Records provided –

───

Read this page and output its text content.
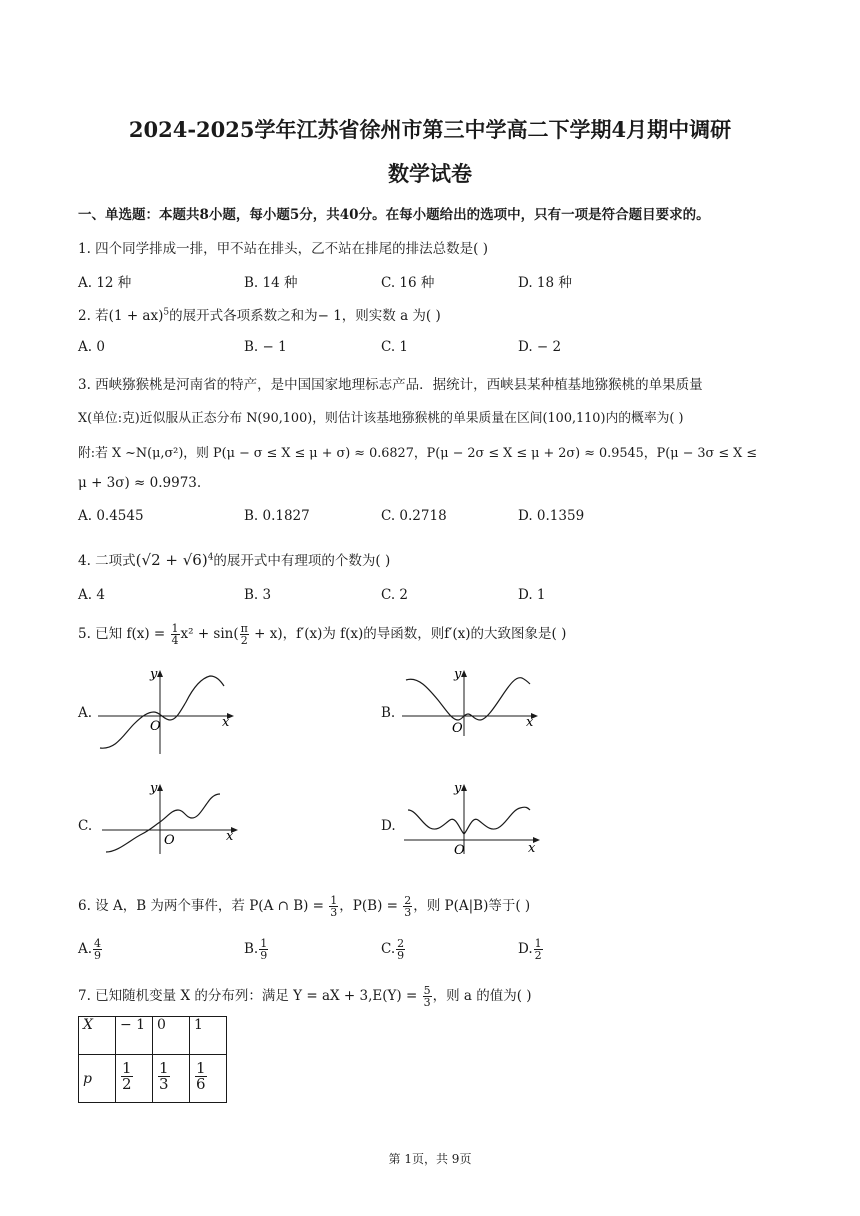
2024-2025学年江苏省徐州市第三中学高二下学期4月期中调研
数学试卷
一、单选题：本题共8小题，每小题5分，共40分。在每小题给出的选项中，只有一项是符合题目要求的。
1. 四个同学排成一排，甲不站在排头，乙不站在排尾的排法总数是( )
A. 12 种	B. 14 种	C. 16 种	D. 18 种
2. 若(1 + ax)$^5$的展开式各项系数之和为− 1，则实数 a 为( )
A. 0	B. − 1	C. 1	D. − 2
3. 西峡猕猴桃是河南省的特产，是中国国家地理标志产品．据统计，西峡县某种植基地猕猴桃的单果质量
X(单位:克)近似服从正态分布 N(90,100)，则估计该基地猕猴桃的单果质量在区间(100,110)内的概率为( )
附:若 X ~N(μ,σ²)，则 P(μ − σ ≤ X ≤ μ + σ) ≈ 0.6827，P(μ − 2σ ≤ X ≤ μ + 2σ) ≈ 0.9545，P(μ − 3σ ≤ X ≤
μ + 3σ) ≈ 0.9973.
A. 0.4545	B. 0.1827	C. 0.2718	D. 0.1359
4. 二项式$(√2 + √6)^4$的展开式中有理项的个数为( )
A. 4	B. 3	C. 2	D. 1
5. 已知 $f(x) = \frac{1}{4} x^2 + \sin( \frac{\pi}{2} + x)$，f′(x)为 f(x)的导函数，则f′(x)的大致图象是( )
A.
y
x
O
B.
y
x
O
C.
y
x
O
D.
y
x
O
6. 设 A，B 为两个事件，若 P(A ∩ $B) = \frac{1}{3}$ ，$P(B) = \frac{2}{3}$ ，则 P(A|B)等于( )
A. $\frac{4}{9}$	B. $\frac{1}{9}$	C. $\frac{2}{9}$	D. $\frac{1}{2}$
7. 已知随机变量 X 的分布列：满足 Y = aX + $3,E(Y) = \frac{5}{3}$ ，则 a 的值为( )
X	− 1	0	1
p	$\frac{1}{2}$	$\frac{1}{3}$	$\frac{1}{6}$
第 1页，共 9页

───

Required task – Transcribe all the data word for word; the images stay out.

Result below –
Read this page and output its text content.
2024-2025学年江苏省徐州市第三中学高二下学期4月期中调研
数学试卷
一、单选题：本题共8小题，每小题5分，共40分。在每小题给出的选项中，只有一项是符合题目要求的。
1. 四个同学排成一排，甲不站在排头，乙不站在排尾的排法总数是( )
A. 12 种	B. 14 种	C. 16 种	D. 18 种
2. 若(1 + ax)$^5$的展开式各项系数之和为− 1，则实数 a 为( )
A. 0	B. − 1	C. 1	D. − 2
3. 西峡猕猴桃是河南省的特产，是中国国家地理标志产品．据统计，西峡县某种植基地猕猴桃的单果质量
X(单位:克)近似服从正态分布 N(90,100)，则估计该基地猕猴桃的单果质量在区间(100,110)内的概率为( )
附:若 X ~N(μ,σ²)，则 P(μ − σ ≤ X ≤ μ + σ) ≈ 0.6827，P(μ − 2σ ≤ X ≤ μ + 2σ) ≈ 0.9545，P(μ − 3σ ≤ X ≤
μ + 3σ) ≈ 0.9973.
A. 0.4545	B. 0.1827	C. 0.2718	D. 0.1359
4. 二项式$(√2 + √6)^4$的展开式中有理项的个数为( )
A. 4	B. 3	C. 2	D. 1
5. 已知 $f(x) = \frac{1}{4} x^2 + \sin( \frac{\pi}{2} + x)$，f′(x)为 f(x)的导函数，则f′(x)的大致图象是( )
A.
y
x
O
B.
y
x
O
C.
y
x
O
D.
y
x
O
6. 设 A，B 为两个事件，若 P(A ∩ $B) = \frac{1}{3}$ ，$P(B) = \frac{2}{3}$ ，则 P(A|B)等于( )
A. $\frac{4}{9}$	B. $\frac{1}{9}$	C. $\frac{2}{9}$	D. $\frac{1}{2}$
7. 已知随机变量 X 的分布列：满足 Y = aX + $3,E(Y) = \frac{5}{3}$ ，则 a 的值为( )
X	− 1	0	1
p	$\frac{1}{2}$	$\frac{1}{3}$	$\frac{1}{6}$
第 1页，共 9页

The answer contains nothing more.